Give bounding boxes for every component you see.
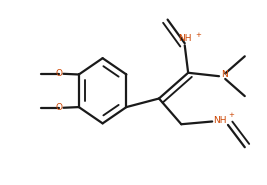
Text: +: +	[229, 112, 234, 118]
Text: NH: NH	[214, 116, 227, 125]
Text: N: N	[221, 70, 228, 79]
Text: +: +	[195, 32, 201, 38]
Text: O: O	[55, 69, 62, 78]
Text: NH: NH	[178, 33, 191, 43]
Text: O: O	[55, 103, 62, 112]
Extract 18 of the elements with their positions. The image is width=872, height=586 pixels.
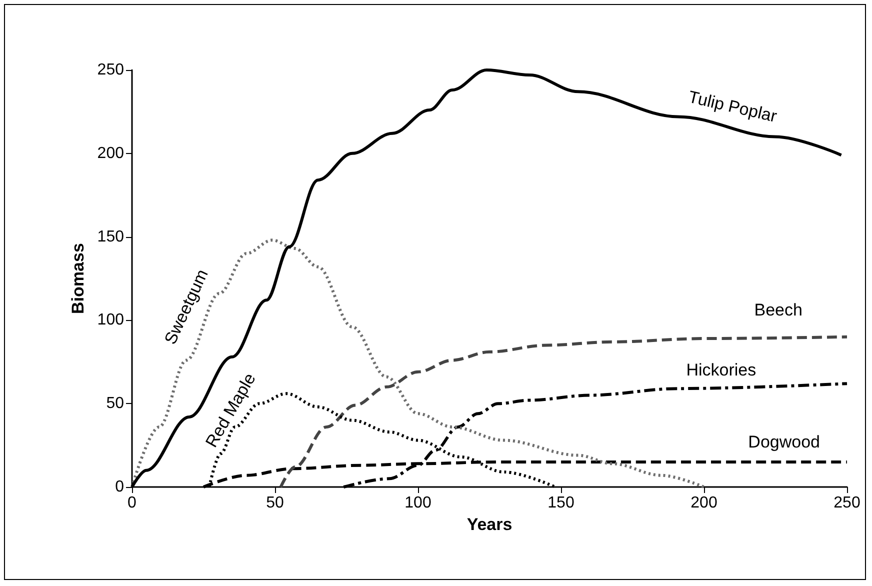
series-label: Dogwood (748, 432, 820, 452)
y-tick-label: 150 (97, 228, 124, 246)
x-tick-label: 50 (266, 494, 284, 512)
y-tick-label: 50 (106, 395, 124, 412)
series-label: Beech (754, 300, 802, 320)
x-tick-label: 150 (548, 494, 574, 512)
y-tick-label: 200 (97, 144, 124, 162)
y-tick-label: 250 (97, 62, 124, 78)
y-tick-label: 0 (115, 478, 124, 496)
x-tick-label: 250 (834, 494, 860, 512)
x-tick-label: 200 (690, 494, 718, 512)
x-axis-title: Years (466, 514, 512, 534)
series-label: Hickories (686, 360, 756, 380)
y-tick-label: 100 (97, 312, 124, 329)
x-tick-label: 100 (404, 494, 432, 512)
y-axis-title: Biomass (68, 243, 88, 314)
text: Tulip Poplar (686, 87, 779, 126)
x-tick-label: 0 (128, 494, 137, 512)
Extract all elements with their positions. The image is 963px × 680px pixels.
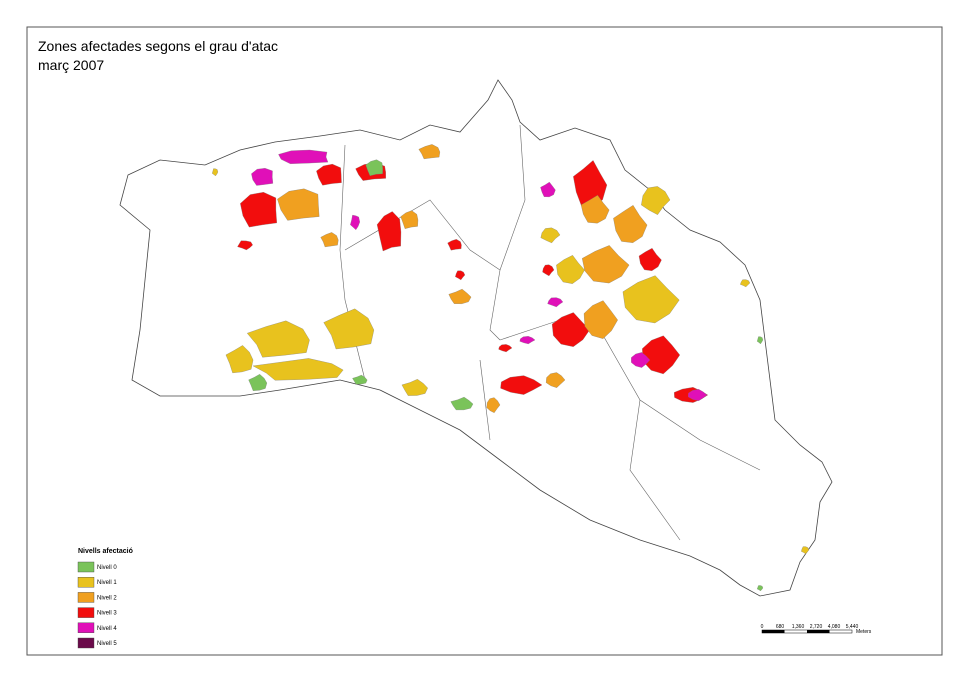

------------------------------

Requirements: Reproduce the rows from the start through the line containing "103, 62, 112]", both ends included, shifting every bounding-box coordinate up by 37. Keep the requests unchanged and leave the pictures out.

Finished exercise:
Give bounding boxes for every component you see.
Text: +: +	[266, 149, 271, 155]
Text: NH: NH	[251, 153, 264, 162]
Text: N: N	[258, 107, 265, 116]
Text: +: +	[232, 69, 238, 75]
Text: O: O	[92, 106, 99, 115]
Text: NH: NH	[215, 70, 228, 80]
Text: O: O	[92, 140, 99, 149]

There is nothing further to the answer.